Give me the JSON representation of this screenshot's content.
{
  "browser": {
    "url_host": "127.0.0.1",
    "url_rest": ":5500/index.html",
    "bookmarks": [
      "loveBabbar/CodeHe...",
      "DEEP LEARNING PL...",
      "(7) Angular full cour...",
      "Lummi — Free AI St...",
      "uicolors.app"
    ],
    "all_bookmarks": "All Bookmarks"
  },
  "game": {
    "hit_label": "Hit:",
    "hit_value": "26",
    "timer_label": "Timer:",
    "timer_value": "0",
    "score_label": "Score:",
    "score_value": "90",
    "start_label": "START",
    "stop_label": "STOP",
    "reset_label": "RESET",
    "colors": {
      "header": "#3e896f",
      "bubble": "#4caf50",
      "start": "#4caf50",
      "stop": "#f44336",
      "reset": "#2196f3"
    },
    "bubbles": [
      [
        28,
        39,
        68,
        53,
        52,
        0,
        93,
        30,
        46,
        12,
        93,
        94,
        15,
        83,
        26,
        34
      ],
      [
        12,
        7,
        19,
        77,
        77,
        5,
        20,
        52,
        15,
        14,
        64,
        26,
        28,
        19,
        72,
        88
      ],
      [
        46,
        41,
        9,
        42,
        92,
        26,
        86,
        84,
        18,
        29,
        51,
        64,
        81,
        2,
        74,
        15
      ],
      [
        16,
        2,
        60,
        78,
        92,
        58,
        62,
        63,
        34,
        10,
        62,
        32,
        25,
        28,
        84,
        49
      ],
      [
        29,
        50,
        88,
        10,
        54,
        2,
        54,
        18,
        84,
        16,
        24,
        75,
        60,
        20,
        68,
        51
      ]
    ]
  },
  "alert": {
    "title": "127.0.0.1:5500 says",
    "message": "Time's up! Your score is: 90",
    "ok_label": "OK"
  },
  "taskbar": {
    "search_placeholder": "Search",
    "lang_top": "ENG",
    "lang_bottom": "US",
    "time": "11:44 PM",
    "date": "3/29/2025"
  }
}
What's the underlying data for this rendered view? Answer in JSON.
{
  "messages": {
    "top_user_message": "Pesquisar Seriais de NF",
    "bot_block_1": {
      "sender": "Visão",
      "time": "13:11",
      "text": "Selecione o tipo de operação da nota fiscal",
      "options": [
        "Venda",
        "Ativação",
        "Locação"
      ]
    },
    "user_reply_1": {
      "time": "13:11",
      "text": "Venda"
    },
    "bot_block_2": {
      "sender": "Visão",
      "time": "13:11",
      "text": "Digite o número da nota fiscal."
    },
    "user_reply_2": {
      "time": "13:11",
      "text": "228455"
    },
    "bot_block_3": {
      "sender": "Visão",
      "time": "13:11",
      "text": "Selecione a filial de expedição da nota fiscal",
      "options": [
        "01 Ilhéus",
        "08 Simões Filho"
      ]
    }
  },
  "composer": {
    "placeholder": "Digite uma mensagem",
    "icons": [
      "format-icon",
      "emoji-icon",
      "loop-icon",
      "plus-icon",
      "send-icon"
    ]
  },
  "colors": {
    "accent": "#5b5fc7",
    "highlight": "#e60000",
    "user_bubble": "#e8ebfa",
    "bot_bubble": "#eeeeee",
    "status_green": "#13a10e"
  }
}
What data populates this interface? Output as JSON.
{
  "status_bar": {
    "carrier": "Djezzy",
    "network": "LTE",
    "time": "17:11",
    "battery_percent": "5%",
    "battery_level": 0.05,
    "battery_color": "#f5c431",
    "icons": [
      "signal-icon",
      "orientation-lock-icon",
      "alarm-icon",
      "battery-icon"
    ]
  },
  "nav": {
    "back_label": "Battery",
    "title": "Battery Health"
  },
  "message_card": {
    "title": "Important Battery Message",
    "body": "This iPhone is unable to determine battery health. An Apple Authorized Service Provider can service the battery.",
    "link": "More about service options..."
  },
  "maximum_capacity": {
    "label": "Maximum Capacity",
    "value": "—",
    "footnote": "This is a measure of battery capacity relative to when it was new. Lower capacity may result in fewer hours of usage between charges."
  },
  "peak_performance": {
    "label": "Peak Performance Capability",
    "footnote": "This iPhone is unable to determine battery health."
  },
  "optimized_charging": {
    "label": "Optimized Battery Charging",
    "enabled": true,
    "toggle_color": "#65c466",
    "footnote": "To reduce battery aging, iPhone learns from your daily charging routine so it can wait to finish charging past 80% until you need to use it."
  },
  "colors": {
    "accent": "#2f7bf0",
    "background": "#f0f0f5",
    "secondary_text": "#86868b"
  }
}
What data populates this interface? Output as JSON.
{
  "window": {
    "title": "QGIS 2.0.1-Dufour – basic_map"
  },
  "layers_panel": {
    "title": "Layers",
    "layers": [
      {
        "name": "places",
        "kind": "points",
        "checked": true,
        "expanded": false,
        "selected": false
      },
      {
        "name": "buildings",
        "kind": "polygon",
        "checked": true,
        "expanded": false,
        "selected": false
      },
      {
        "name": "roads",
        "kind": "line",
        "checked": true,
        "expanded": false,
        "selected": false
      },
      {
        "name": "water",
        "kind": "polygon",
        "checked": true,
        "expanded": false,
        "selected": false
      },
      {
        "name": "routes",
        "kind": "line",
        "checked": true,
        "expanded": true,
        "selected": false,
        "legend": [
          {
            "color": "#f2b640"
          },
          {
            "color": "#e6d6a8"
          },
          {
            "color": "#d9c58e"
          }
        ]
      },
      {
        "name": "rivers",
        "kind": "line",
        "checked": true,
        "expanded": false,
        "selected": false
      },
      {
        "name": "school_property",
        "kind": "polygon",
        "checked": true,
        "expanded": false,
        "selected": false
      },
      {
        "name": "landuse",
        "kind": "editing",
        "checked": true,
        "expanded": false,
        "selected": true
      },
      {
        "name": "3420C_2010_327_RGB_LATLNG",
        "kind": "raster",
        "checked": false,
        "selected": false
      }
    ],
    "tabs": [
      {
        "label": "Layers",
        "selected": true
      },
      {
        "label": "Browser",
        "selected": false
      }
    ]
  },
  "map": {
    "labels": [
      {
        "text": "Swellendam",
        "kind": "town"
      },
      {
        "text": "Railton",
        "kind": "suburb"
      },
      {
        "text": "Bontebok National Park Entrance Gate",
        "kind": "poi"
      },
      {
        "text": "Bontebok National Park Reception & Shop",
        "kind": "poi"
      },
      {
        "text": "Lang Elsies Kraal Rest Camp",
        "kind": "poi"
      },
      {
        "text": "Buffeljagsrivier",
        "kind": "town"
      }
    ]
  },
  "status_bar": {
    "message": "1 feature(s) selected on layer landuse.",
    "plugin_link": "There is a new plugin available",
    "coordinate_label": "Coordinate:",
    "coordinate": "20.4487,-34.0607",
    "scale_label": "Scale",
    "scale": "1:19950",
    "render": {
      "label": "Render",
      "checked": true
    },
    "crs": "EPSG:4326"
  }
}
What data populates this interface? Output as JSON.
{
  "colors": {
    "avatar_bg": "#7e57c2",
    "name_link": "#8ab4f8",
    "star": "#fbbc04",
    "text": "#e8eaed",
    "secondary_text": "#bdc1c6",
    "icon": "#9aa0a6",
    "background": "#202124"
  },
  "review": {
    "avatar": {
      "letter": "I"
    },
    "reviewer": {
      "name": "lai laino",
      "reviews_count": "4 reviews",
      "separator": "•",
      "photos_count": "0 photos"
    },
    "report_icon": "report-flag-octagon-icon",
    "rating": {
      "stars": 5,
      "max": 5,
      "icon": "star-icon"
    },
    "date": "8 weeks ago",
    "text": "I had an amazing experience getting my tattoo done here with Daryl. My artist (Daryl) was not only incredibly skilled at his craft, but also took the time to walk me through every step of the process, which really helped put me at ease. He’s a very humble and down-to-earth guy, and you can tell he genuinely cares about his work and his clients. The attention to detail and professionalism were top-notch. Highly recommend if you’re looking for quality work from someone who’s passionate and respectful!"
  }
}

==*==

§ **REQUIREMENTS**
Report only how many lines in the entries contain "Digite".

§ **WRITTEN RESPONSE**
2